>>>

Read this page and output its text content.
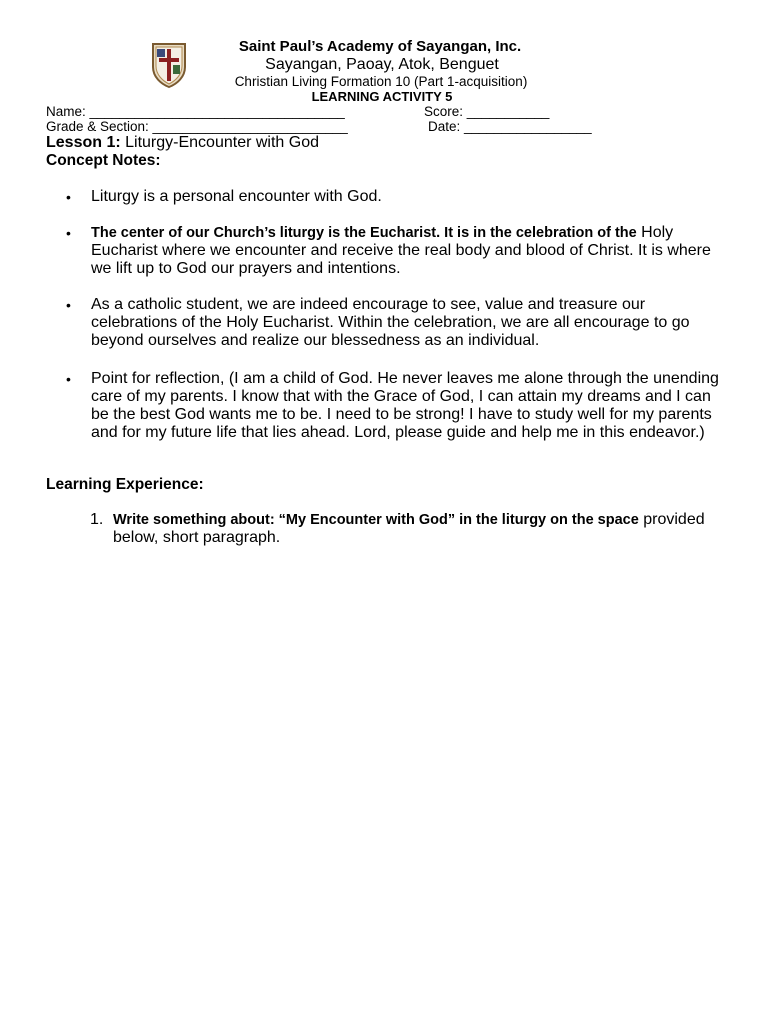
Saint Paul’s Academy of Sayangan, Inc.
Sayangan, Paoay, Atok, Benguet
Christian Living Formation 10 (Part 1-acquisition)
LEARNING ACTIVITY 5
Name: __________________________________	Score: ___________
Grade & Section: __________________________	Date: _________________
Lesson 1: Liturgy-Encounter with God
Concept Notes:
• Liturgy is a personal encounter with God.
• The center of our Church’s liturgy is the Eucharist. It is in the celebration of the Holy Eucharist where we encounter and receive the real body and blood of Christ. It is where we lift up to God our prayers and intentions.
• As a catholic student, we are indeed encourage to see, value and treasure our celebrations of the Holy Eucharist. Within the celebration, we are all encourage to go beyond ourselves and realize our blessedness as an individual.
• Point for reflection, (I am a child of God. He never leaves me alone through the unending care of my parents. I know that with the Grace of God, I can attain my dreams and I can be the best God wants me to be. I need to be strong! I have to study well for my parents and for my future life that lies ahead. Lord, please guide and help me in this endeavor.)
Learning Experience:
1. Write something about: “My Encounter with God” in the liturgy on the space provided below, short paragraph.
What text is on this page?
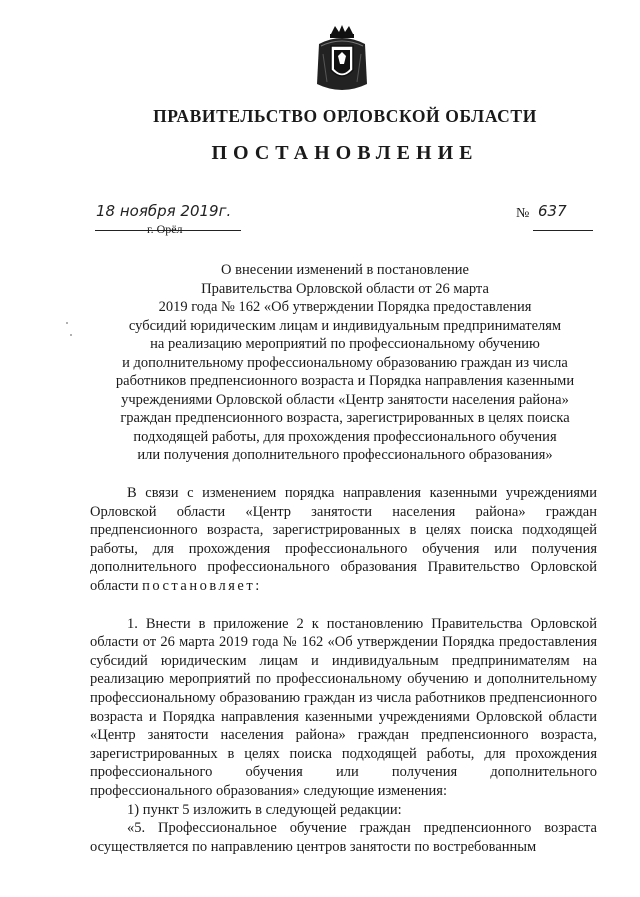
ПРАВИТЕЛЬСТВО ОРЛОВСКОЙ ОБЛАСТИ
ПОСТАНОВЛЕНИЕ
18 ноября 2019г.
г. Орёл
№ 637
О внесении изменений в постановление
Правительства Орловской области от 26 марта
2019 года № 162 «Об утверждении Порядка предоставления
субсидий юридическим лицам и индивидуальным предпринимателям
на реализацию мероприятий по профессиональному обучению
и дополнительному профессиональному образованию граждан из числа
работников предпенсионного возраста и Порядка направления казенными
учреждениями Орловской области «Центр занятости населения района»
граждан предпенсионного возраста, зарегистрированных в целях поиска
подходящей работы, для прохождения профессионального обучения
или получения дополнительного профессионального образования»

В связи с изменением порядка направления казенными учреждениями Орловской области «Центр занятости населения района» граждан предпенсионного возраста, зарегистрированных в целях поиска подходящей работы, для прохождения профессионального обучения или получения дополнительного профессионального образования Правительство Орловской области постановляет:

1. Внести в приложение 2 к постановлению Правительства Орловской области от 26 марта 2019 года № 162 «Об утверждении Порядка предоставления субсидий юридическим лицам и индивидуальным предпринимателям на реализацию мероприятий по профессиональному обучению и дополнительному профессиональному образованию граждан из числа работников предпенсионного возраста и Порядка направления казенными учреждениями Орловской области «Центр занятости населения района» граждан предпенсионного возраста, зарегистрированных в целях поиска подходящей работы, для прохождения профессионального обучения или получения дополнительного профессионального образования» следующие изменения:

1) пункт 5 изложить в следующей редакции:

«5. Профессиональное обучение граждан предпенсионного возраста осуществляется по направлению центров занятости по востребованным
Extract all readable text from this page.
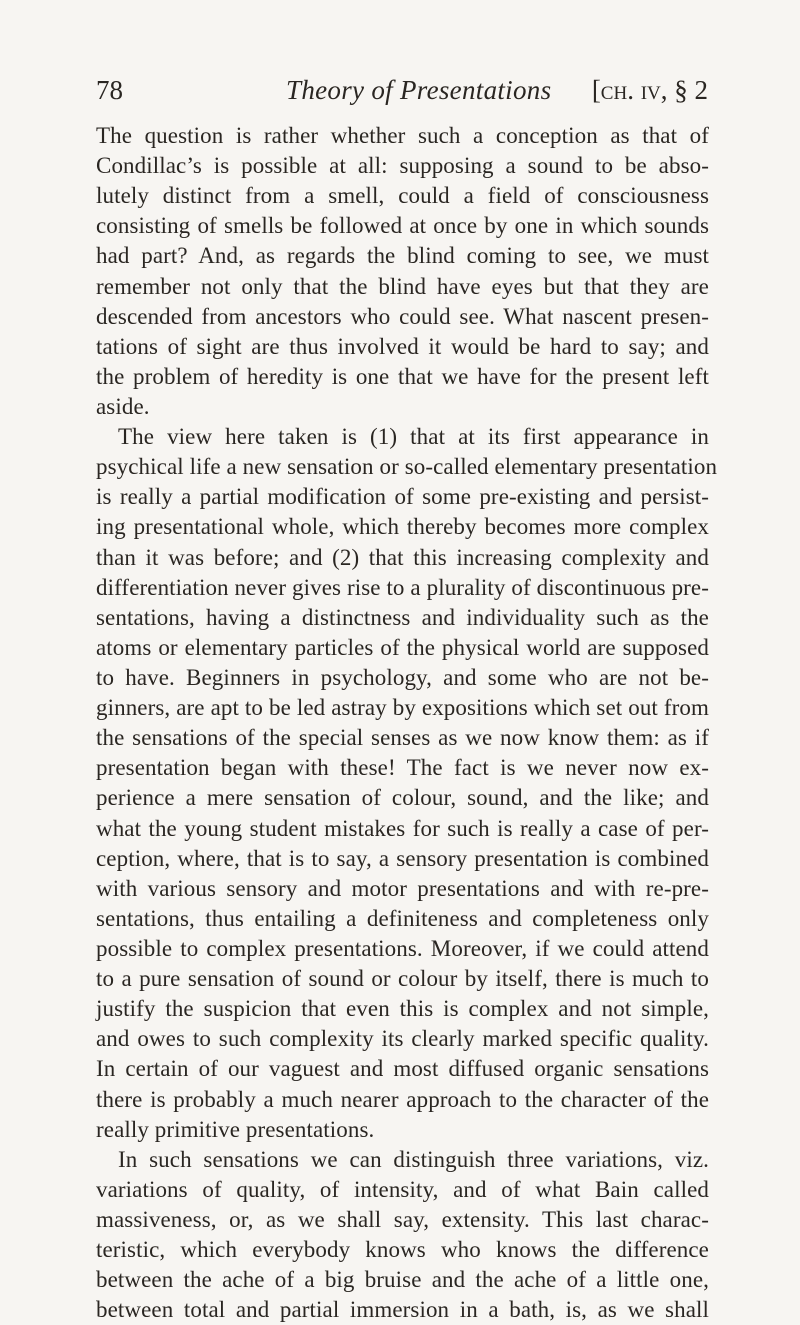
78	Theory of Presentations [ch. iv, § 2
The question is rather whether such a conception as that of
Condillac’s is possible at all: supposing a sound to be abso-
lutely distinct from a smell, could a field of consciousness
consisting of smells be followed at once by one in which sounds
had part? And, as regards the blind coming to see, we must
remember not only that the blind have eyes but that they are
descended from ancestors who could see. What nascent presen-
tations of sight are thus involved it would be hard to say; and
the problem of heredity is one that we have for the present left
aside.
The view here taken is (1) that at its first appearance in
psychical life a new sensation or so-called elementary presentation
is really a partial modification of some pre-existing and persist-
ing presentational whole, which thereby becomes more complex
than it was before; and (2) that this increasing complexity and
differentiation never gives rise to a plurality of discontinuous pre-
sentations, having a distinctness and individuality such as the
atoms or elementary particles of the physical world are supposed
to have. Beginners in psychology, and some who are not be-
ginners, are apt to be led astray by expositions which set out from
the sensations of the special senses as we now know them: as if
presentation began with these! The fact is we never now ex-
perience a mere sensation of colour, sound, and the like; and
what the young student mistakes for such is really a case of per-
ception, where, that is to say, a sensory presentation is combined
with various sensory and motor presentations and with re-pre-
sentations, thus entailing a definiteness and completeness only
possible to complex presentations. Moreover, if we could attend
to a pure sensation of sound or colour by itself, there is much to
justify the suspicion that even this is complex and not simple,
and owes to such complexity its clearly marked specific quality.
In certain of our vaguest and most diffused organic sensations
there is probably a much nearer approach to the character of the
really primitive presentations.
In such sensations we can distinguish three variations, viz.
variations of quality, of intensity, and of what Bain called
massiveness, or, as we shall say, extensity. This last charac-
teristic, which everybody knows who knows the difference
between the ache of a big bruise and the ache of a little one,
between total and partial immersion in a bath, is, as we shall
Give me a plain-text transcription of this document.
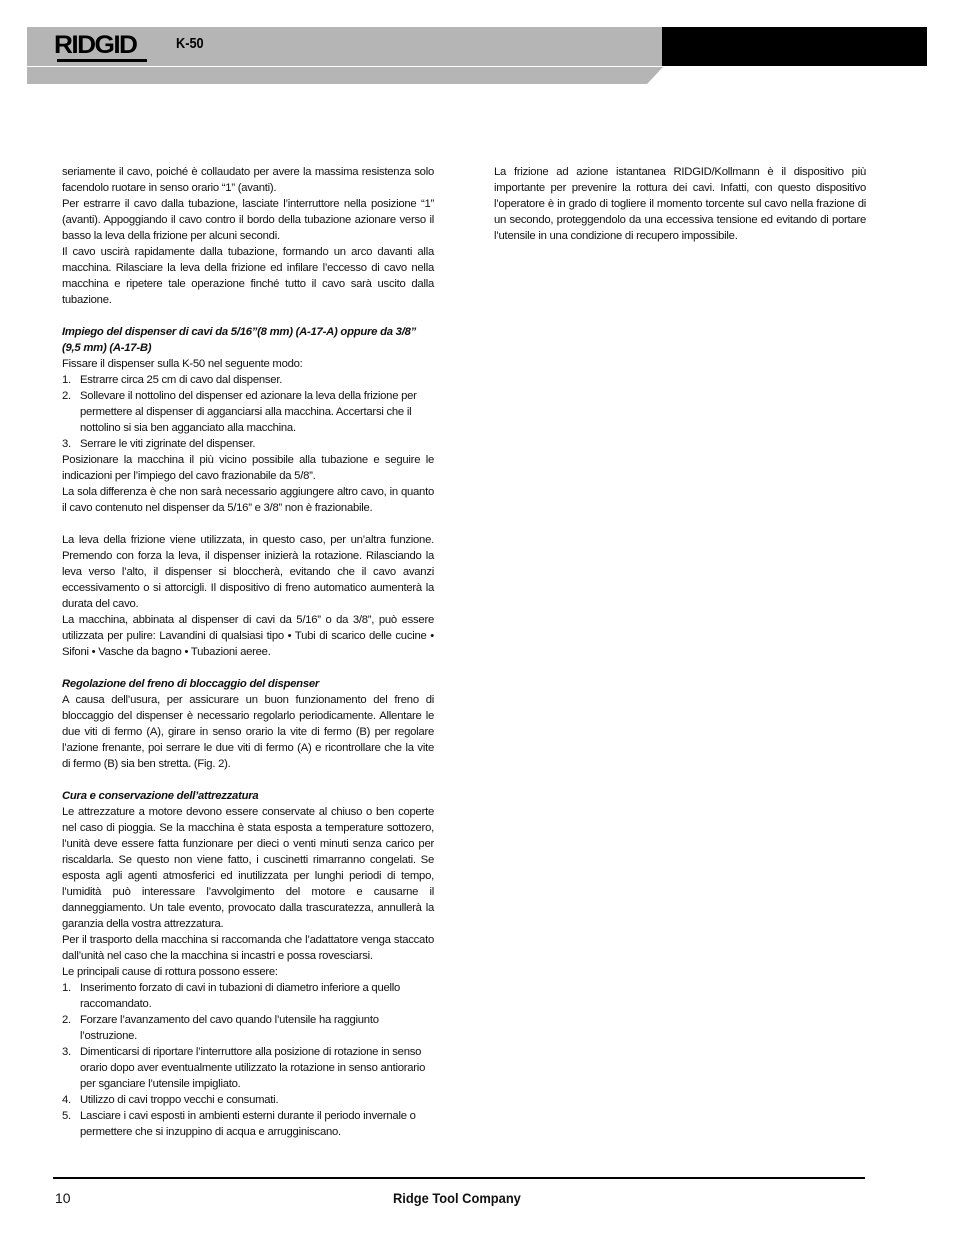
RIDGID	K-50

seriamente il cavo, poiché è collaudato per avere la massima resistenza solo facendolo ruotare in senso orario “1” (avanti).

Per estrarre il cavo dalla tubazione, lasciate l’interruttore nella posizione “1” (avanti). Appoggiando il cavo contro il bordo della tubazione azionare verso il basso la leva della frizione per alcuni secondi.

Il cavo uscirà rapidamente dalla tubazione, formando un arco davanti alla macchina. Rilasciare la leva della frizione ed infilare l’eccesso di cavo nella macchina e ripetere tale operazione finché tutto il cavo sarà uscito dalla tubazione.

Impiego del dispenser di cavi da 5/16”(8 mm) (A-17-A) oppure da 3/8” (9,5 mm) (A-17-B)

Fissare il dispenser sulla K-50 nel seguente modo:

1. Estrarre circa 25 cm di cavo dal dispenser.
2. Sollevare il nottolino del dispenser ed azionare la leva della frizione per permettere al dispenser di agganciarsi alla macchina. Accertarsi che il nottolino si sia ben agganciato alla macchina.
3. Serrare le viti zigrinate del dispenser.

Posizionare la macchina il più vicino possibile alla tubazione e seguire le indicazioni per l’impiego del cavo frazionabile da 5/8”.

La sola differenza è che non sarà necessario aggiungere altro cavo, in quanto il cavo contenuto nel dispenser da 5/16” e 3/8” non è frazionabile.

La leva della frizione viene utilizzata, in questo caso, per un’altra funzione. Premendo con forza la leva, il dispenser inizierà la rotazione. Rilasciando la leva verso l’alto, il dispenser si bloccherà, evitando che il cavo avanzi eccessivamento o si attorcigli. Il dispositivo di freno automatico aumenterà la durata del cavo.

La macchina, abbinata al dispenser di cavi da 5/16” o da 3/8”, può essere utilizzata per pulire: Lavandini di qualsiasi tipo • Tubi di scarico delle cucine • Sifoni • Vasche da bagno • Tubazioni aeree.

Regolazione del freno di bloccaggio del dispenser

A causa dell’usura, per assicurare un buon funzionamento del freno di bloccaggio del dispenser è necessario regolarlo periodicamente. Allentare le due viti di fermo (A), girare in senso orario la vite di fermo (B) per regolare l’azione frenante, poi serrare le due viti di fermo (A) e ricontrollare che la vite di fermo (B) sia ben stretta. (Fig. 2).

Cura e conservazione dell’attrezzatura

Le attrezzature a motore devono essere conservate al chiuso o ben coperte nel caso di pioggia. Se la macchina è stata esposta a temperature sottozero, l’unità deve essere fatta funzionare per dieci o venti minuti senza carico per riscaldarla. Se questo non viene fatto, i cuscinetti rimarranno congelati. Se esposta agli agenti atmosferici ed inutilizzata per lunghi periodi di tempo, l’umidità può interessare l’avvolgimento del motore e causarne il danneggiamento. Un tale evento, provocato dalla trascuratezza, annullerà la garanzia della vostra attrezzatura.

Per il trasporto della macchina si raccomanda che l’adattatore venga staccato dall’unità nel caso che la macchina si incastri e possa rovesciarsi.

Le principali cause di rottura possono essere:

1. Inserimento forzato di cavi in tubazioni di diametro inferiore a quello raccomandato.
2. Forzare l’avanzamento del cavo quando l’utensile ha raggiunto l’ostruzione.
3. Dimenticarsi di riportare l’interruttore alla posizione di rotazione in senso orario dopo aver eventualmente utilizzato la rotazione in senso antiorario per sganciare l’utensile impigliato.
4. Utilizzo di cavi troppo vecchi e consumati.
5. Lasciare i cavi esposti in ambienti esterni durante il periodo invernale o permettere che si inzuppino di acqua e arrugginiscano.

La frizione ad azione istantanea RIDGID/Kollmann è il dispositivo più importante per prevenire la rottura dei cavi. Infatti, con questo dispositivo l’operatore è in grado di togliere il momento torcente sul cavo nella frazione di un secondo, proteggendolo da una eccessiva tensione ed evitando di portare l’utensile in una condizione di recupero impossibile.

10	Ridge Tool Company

<<<

* Task brief *
From the listing, tally every line with the word "never" in it and give only the tally.

* Complete output *
3